## [DIRECTION]
Go through the data below. List every line that holds the word "Luzon".

## [DATA SHOWN]
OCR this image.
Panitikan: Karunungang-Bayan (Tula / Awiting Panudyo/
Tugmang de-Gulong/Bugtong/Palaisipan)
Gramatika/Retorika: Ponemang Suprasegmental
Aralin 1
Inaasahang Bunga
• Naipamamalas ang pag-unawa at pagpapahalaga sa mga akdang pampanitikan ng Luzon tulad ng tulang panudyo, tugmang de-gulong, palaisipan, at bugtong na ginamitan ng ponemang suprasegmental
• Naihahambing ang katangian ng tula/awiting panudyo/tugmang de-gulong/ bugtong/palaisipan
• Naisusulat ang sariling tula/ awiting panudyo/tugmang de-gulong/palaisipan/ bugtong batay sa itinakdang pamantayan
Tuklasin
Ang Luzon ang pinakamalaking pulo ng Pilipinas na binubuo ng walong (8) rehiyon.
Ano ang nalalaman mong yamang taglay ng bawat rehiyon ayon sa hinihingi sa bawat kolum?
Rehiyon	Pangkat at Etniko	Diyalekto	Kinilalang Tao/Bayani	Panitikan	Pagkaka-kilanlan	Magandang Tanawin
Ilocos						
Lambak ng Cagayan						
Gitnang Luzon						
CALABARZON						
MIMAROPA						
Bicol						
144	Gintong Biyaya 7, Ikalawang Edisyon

## [REPLY TO THE EXERCISE]
• Naipamamalas ang pag-unawa at pagpapahalaga sa mga akdang pampanitikan ng Luzon tulad ng tulang panudyo, tugmang de-gulong, palaisipan, at bugtong na ginamitan ng ponemang suprasegmental
Ang Luzon ang pinakamalaking pulo ng Pilipinas na binubuo ng walong (8) rehiyon.
Gitnang Luzon						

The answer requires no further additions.